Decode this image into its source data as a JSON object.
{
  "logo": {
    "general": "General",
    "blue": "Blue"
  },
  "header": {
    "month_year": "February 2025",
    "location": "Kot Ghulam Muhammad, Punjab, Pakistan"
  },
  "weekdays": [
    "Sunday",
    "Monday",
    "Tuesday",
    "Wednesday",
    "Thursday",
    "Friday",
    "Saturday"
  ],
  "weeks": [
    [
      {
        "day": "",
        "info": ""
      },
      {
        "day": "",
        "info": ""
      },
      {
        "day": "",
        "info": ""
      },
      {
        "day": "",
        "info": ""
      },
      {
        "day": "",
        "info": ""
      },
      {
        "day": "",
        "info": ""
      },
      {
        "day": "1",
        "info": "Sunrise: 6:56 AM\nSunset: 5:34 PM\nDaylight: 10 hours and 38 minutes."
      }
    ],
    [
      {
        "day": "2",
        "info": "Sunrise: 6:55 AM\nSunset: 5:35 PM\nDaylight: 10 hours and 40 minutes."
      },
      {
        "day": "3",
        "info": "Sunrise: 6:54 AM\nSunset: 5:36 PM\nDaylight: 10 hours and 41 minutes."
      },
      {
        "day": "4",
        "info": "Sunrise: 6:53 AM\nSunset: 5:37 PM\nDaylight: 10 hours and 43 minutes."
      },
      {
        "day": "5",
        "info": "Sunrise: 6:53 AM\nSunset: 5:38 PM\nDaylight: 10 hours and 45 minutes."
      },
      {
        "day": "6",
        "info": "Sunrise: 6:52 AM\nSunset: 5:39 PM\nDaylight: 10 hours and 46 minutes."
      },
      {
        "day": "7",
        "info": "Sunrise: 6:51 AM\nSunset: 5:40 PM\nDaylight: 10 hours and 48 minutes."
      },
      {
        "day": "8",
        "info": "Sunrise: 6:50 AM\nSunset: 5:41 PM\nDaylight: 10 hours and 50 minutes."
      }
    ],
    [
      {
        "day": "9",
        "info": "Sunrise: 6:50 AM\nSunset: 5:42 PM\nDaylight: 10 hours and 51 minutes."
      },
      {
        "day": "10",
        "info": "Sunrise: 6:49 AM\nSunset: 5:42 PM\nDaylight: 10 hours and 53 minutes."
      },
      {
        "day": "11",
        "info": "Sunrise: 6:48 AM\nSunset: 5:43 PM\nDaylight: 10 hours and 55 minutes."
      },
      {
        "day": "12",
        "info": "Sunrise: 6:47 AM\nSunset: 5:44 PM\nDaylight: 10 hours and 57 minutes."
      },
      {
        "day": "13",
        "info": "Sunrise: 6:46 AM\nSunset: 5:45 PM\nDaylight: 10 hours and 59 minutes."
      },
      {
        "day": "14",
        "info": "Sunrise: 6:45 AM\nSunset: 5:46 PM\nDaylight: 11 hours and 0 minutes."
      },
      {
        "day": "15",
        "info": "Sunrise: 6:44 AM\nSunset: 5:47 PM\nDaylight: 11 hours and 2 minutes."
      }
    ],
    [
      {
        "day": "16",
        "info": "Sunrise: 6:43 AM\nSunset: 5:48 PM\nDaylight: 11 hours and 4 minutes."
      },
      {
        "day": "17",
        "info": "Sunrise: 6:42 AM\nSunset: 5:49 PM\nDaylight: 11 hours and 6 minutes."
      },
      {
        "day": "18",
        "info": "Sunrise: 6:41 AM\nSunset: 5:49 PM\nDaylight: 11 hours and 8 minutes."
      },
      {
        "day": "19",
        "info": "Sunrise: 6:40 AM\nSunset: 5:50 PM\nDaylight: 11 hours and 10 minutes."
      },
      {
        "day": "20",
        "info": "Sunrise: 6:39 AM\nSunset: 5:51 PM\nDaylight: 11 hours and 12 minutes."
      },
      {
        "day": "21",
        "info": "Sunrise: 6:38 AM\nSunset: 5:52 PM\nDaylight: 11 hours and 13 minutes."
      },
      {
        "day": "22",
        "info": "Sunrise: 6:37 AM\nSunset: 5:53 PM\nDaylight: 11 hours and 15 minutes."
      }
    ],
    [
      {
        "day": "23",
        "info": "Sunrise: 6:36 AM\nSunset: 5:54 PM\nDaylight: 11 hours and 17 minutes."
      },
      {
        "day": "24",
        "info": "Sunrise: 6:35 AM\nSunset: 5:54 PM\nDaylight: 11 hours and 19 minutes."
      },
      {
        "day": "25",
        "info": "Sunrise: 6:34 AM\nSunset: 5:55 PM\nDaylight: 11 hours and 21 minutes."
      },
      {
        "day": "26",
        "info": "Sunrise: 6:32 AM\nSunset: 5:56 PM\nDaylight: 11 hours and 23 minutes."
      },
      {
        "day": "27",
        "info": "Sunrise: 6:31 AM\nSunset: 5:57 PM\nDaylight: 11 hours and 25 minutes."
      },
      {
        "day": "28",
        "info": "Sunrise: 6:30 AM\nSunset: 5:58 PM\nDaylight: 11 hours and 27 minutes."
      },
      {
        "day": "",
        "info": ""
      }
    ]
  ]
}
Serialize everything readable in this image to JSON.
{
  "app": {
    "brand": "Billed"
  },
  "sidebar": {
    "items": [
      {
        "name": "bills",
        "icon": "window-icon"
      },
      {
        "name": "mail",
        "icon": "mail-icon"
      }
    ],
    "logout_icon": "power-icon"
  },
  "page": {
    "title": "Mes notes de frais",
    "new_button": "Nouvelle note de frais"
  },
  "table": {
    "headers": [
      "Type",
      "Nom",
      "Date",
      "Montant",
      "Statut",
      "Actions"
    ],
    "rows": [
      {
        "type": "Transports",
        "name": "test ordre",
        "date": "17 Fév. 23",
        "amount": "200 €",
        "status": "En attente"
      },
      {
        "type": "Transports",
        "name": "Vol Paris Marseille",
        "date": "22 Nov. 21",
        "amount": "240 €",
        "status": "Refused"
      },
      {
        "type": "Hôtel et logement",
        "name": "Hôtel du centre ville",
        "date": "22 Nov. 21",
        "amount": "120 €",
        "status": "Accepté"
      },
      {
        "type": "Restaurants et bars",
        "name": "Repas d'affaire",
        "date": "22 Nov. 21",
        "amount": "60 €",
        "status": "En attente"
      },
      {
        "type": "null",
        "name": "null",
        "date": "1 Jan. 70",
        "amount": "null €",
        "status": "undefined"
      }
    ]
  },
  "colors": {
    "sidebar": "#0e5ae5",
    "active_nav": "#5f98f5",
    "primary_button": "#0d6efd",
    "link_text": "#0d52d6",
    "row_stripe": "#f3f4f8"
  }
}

===============

Copy all lines of the listing above that contain the string "this".

§ **Problem solution**:
Decode this image into its source data as a JSON object.
Serialize everything readable in this image to JSON.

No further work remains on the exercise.